[START THE RECORDS]

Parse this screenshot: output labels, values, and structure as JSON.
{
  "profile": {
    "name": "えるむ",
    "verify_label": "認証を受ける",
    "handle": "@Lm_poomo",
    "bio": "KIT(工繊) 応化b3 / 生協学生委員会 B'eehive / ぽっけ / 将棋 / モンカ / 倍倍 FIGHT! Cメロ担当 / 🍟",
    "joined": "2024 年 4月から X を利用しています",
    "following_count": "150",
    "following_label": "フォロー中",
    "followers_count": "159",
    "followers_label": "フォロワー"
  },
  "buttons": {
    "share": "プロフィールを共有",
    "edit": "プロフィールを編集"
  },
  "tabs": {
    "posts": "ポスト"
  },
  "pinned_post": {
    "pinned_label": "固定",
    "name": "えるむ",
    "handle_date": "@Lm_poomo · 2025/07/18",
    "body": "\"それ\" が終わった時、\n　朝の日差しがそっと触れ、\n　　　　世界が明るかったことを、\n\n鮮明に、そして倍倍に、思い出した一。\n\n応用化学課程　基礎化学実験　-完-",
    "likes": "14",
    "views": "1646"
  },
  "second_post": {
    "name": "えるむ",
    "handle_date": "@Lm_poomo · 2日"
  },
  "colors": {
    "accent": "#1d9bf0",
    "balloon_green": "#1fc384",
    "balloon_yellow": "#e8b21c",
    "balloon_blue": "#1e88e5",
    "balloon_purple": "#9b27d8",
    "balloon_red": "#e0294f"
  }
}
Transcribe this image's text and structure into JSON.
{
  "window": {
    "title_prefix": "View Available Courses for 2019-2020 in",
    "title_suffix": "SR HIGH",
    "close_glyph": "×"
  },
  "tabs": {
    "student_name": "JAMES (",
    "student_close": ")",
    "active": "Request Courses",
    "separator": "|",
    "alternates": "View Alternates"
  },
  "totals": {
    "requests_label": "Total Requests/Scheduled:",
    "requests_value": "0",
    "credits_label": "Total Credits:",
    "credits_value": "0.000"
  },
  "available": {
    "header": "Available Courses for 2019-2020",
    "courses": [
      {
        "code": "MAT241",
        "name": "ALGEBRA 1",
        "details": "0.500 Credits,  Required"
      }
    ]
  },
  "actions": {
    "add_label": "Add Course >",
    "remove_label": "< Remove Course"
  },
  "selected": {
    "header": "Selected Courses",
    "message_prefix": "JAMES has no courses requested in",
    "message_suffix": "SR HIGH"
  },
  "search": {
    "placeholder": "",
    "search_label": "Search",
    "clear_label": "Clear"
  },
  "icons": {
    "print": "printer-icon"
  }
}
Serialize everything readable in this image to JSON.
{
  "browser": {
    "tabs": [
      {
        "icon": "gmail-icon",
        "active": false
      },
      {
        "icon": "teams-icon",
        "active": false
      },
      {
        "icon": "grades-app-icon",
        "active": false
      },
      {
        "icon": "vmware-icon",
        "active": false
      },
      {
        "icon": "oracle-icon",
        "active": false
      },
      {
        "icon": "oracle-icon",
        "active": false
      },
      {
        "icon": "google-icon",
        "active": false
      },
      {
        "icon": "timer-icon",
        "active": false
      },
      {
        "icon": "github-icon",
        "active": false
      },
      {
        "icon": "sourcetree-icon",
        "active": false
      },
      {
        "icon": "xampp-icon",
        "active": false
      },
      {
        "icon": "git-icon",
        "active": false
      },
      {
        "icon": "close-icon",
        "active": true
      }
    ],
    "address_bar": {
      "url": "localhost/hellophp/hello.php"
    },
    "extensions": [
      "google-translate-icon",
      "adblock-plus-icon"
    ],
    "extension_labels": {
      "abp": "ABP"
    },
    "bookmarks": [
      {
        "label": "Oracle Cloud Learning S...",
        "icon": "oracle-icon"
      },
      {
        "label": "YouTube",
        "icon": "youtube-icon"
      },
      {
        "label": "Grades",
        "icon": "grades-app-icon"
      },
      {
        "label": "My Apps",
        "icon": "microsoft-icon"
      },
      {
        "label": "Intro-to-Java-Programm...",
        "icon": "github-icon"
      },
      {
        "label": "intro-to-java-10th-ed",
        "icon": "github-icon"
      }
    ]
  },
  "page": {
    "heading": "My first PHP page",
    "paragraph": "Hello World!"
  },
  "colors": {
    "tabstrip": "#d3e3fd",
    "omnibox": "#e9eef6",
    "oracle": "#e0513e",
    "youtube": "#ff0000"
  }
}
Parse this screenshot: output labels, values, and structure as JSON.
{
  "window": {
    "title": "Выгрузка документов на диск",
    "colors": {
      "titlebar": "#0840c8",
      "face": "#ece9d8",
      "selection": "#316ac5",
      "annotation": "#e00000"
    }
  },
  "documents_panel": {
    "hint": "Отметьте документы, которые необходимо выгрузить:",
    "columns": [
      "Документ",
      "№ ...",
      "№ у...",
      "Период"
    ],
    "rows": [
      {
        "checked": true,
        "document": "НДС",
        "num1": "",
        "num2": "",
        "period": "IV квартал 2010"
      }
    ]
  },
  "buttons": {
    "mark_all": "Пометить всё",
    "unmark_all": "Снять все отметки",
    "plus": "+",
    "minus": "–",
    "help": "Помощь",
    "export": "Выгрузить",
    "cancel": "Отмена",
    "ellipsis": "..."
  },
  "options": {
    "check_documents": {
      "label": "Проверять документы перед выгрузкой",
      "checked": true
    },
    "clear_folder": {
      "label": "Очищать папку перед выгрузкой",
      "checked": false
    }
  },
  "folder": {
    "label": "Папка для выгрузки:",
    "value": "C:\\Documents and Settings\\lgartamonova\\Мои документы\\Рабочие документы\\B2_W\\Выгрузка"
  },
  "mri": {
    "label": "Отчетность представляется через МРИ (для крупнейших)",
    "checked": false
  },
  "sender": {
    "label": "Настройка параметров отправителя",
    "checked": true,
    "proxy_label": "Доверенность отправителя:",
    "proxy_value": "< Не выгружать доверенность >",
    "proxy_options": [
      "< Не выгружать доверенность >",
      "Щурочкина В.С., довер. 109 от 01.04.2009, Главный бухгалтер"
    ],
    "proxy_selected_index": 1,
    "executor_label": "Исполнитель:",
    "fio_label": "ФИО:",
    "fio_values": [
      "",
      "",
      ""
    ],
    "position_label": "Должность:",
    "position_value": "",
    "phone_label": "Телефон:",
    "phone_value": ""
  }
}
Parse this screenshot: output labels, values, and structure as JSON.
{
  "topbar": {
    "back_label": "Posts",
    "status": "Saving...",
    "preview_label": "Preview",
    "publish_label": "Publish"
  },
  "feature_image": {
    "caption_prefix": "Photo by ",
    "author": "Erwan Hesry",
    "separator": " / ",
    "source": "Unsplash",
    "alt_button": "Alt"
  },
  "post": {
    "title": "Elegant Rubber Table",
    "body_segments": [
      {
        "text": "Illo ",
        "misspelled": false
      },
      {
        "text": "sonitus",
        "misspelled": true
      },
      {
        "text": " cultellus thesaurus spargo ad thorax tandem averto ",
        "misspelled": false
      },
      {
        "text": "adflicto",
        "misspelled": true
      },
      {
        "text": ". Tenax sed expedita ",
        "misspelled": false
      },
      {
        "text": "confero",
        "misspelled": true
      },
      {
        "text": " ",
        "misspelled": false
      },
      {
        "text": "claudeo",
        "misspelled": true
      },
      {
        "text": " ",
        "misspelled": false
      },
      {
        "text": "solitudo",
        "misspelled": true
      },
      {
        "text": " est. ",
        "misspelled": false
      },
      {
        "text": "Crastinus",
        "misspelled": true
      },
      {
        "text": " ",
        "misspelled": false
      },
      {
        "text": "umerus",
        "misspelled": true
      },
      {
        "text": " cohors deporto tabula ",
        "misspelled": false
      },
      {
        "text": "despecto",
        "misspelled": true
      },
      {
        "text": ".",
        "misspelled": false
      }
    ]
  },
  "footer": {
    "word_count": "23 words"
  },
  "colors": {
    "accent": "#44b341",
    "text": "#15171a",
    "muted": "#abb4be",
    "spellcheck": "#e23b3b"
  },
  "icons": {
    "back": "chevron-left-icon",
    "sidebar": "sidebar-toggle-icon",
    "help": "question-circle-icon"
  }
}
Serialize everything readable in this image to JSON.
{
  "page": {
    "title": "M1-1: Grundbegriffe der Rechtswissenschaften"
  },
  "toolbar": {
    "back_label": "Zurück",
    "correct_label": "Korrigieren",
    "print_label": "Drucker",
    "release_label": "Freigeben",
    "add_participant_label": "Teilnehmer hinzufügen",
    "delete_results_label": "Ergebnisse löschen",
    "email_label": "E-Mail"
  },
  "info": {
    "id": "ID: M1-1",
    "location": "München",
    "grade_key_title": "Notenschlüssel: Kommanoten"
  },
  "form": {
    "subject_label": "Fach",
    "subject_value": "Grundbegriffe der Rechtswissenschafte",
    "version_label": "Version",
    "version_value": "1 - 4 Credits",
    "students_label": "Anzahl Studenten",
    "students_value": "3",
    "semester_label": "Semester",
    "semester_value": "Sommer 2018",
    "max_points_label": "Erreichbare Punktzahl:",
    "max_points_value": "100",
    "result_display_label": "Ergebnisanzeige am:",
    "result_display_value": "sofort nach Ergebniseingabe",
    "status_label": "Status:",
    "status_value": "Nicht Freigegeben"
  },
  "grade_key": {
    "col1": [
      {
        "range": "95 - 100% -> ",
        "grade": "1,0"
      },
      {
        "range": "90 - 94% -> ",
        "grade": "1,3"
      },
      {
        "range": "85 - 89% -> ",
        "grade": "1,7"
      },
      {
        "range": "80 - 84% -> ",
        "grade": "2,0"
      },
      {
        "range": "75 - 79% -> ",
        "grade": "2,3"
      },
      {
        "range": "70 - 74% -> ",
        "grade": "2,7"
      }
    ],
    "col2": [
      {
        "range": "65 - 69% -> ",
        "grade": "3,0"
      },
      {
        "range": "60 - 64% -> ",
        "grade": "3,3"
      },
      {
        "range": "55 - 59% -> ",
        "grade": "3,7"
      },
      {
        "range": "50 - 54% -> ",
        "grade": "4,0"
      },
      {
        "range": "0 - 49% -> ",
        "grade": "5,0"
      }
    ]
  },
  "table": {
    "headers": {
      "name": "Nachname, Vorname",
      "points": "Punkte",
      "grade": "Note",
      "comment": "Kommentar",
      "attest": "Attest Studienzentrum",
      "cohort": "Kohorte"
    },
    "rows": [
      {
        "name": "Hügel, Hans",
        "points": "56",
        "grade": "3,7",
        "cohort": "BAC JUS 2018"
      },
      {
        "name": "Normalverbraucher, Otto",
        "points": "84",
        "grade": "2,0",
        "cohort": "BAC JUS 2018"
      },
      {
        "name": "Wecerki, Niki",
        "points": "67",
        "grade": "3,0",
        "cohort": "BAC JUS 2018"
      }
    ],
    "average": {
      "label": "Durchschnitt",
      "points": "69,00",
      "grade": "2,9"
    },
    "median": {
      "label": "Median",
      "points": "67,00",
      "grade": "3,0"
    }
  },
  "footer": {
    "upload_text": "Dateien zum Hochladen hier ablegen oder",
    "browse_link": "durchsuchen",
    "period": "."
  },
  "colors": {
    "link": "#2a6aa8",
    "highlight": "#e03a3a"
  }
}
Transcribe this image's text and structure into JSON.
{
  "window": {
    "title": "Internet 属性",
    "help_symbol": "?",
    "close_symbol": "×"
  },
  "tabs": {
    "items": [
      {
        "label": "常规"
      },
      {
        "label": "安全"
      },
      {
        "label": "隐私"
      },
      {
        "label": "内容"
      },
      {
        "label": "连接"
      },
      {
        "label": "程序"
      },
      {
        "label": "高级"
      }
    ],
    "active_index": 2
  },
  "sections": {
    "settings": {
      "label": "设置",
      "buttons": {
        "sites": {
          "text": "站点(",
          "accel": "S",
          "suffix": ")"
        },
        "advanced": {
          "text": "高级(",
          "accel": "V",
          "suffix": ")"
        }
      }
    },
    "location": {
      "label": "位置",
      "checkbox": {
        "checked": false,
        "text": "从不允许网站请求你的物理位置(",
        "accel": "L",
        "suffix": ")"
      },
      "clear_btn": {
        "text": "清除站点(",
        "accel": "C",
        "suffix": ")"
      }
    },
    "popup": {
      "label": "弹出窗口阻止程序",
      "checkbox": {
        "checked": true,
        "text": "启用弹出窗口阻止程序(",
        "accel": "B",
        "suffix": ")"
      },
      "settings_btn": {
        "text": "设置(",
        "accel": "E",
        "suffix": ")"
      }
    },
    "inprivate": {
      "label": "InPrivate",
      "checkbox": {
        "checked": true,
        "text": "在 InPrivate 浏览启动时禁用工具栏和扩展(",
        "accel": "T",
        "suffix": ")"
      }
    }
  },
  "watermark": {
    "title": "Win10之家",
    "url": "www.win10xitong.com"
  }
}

[END THE RECORDS]

WHAT THE TASK ASKS => Copy every line of the material in which the word "перед" occurs.

SOLVED EXERCISE =>
      "label": "Проверять документы перед выгрузкой",
      "label": "Очищать папку перед выгрузкой",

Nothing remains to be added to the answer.